Exercise inputs:

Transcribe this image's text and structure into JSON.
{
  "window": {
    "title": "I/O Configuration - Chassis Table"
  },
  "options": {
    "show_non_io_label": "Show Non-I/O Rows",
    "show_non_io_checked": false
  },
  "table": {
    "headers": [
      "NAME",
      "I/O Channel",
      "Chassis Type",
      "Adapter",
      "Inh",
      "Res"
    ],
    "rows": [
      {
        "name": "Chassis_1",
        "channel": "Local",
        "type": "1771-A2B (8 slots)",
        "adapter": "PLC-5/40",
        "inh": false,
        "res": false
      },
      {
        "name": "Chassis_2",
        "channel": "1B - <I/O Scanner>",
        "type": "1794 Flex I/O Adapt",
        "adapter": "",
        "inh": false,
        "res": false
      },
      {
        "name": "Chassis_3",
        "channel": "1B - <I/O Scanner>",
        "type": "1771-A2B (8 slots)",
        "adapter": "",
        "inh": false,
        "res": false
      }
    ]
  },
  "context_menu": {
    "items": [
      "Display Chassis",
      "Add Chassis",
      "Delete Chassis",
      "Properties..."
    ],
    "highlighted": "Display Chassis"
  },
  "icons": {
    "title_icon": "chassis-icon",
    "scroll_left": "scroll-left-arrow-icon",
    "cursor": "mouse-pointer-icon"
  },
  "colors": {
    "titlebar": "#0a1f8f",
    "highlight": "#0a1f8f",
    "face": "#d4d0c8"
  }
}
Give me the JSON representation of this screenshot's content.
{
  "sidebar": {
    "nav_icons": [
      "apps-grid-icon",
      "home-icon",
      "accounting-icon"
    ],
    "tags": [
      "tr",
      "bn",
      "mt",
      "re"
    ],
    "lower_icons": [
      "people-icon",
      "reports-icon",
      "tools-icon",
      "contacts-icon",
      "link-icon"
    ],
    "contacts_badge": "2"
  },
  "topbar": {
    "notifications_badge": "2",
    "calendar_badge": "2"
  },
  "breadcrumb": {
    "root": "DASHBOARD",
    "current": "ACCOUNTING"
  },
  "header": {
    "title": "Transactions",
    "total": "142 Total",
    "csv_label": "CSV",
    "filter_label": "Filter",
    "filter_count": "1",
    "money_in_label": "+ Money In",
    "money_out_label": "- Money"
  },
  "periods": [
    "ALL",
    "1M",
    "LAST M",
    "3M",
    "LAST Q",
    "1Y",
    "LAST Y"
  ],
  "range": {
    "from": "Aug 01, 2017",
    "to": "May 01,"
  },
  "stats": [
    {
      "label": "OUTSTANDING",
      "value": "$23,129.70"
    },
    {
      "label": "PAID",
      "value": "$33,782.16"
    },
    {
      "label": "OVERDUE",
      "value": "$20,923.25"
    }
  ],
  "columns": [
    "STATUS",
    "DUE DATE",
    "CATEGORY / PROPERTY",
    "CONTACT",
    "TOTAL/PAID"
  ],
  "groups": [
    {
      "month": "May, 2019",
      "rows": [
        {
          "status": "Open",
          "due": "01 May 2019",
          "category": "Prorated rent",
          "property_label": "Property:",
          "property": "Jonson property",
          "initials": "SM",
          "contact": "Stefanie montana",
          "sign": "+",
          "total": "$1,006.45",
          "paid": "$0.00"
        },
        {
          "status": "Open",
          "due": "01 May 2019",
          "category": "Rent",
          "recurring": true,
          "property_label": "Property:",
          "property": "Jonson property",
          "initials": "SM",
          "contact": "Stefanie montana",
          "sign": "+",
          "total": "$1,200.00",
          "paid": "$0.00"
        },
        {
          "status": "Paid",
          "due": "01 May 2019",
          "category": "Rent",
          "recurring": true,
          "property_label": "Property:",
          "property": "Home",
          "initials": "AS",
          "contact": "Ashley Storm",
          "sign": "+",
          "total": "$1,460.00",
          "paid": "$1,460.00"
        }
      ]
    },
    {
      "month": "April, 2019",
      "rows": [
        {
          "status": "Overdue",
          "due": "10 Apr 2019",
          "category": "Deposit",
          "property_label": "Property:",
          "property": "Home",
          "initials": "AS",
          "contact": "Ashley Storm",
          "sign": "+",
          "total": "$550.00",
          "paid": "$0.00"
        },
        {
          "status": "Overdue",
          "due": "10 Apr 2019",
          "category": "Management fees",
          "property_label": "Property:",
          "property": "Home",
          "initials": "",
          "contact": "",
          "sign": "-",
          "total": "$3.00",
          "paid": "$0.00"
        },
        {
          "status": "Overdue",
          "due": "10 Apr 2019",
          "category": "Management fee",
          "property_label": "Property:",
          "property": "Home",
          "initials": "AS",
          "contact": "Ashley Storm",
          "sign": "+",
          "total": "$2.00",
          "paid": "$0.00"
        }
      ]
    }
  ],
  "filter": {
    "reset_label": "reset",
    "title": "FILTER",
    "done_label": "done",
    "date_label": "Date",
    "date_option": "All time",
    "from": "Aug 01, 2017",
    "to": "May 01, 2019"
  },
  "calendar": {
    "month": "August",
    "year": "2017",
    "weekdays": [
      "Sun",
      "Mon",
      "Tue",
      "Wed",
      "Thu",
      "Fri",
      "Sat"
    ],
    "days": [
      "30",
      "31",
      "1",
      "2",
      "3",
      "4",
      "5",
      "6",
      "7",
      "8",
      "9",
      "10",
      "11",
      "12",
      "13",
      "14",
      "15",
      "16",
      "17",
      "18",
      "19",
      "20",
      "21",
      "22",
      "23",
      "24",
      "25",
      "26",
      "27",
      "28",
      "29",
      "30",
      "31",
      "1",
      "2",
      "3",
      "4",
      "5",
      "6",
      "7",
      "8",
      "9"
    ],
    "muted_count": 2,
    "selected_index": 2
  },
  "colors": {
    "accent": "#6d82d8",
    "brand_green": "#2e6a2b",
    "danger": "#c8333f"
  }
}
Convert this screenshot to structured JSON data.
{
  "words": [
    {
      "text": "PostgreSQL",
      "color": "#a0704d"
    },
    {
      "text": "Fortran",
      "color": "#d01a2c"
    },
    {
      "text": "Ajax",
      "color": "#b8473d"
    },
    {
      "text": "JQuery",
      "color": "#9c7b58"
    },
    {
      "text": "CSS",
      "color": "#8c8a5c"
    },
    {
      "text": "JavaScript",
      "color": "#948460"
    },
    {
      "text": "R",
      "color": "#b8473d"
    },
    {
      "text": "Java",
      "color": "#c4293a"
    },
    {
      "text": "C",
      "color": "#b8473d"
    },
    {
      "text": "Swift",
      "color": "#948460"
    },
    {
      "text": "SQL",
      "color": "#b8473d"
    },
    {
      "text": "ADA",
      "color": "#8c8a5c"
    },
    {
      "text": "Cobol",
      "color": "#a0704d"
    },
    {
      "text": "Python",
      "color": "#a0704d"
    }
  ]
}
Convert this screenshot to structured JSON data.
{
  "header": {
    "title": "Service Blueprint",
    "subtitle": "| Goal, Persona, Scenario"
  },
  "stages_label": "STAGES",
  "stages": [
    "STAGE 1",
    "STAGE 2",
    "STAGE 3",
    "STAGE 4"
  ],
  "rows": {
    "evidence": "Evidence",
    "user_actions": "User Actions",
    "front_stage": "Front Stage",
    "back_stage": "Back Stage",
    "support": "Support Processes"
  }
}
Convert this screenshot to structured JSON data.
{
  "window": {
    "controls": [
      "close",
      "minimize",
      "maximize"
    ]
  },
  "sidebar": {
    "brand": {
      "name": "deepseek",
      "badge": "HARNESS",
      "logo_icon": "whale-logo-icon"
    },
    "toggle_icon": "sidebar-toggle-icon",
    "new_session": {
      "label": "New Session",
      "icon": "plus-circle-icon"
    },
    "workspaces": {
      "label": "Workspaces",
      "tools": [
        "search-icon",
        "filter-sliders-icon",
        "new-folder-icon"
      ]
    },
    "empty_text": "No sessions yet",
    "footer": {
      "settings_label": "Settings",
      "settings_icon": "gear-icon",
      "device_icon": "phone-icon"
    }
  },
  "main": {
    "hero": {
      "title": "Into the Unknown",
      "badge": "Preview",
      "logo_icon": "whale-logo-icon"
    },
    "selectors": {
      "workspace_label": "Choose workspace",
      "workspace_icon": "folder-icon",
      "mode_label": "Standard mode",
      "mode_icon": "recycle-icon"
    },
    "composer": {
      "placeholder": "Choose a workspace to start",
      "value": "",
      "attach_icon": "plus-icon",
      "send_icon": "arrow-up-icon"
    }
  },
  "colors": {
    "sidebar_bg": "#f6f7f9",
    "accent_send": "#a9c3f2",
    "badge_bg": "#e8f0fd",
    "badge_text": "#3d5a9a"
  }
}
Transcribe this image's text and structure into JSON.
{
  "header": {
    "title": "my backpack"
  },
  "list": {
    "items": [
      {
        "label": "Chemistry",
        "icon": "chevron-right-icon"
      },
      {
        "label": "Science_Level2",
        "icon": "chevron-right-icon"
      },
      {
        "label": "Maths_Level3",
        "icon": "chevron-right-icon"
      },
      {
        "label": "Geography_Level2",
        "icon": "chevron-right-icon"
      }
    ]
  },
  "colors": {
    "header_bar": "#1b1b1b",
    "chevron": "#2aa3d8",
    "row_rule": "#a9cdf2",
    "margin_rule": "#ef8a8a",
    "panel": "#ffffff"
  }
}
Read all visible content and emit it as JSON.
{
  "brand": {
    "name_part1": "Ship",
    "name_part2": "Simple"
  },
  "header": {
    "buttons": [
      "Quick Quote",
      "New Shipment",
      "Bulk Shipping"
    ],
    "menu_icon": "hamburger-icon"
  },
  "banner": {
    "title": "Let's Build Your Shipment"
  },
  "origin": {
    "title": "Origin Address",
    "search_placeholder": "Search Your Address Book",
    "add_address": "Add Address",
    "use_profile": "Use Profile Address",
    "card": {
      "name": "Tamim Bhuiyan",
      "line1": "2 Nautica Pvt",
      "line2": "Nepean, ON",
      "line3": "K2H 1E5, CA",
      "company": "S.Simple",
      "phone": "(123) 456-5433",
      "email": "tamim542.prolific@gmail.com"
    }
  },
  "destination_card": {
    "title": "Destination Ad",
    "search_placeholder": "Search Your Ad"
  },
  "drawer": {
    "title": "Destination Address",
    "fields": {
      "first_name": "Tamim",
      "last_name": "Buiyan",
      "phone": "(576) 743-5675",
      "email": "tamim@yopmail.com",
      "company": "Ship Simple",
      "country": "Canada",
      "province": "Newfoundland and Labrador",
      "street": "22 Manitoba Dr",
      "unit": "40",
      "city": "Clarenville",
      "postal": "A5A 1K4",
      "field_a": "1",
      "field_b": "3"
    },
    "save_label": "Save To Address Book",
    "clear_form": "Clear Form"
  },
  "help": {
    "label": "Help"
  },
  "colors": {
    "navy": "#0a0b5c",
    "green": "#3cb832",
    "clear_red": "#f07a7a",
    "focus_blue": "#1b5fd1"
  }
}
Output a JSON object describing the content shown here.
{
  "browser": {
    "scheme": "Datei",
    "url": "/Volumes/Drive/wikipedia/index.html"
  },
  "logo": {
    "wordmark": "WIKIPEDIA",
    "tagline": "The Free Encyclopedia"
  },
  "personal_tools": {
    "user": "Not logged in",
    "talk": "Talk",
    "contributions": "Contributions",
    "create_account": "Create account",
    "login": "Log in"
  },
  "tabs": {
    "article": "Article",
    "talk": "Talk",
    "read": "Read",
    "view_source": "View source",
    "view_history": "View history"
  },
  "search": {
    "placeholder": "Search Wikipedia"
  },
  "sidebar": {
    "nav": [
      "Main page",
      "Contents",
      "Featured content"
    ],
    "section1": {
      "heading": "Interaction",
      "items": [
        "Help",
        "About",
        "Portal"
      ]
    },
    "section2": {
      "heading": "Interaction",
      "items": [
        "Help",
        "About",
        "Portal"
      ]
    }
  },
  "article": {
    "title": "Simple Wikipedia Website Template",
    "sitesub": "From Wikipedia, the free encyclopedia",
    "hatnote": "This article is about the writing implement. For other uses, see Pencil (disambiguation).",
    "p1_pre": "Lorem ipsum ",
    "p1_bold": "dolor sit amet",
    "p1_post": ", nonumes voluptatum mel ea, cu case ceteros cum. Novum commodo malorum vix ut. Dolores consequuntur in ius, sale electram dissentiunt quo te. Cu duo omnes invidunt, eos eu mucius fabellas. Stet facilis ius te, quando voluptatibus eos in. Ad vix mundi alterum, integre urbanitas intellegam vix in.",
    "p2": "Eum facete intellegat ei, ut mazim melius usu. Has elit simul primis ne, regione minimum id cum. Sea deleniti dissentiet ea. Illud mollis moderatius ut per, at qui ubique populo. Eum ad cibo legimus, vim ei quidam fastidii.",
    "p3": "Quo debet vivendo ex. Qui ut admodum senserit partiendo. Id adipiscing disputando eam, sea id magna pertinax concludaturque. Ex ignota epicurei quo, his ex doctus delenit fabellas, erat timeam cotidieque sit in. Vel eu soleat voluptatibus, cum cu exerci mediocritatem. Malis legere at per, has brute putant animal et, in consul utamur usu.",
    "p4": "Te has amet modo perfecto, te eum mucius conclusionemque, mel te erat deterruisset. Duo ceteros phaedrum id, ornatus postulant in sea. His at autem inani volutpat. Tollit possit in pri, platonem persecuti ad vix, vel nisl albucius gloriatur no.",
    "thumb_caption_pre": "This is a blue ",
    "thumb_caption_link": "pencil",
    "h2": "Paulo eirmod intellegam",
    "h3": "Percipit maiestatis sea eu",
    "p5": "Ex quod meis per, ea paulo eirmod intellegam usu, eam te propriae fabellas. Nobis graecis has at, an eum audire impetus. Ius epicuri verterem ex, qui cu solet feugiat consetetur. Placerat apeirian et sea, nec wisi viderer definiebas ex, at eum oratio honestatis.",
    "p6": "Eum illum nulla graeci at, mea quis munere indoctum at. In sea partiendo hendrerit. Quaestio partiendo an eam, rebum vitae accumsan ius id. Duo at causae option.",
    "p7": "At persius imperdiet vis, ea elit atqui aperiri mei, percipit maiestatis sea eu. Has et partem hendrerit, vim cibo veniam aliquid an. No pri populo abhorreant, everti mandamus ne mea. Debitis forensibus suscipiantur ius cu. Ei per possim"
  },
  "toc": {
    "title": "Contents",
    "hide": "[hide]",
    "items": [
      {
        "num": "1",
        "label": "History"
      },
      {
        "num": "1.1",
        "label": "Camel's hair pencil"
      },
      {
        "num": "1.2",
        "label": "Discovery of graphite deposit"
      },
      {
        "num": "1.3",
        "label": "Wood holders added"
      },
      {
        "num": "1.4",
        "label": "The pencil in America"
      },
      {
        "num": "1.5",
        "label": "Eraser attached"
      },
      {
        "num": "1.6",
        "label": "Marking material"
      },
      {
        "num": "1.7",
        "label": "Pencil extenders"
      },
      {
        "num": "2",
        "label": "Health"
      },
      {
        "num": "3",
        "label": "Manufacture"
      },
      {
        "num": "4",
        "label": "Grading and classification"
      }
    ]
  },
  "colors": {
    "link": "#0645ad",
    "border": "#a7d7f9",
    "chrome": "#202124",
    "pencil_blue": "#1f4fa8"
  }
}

Task description: Look through the material above. Copy each line where the word "partiendo" appears.

Solution for this task:
    "p3": "Quo debet vivendo ex. Qui ut admodum senserit partiendo. Id adipiscing disputando eam, sea id magna pertinax concludaturque. Ex ignota epicurei quo, his ex doctus delenit fabellas, erat timeam cotidieque sit in. Vel eu soleat voluptatibus, cum cu exerci mediocritatem. Malis legere at per, has brute putant animal et, in consul utamur usu.",
    "p6": "Eum illum nulla graeci at, mea quis munere indoctum at. In sea partiendo hendrerit. Quaestio partiendo an eam, rebum vitae accumsan ius id. Duo at causae option.",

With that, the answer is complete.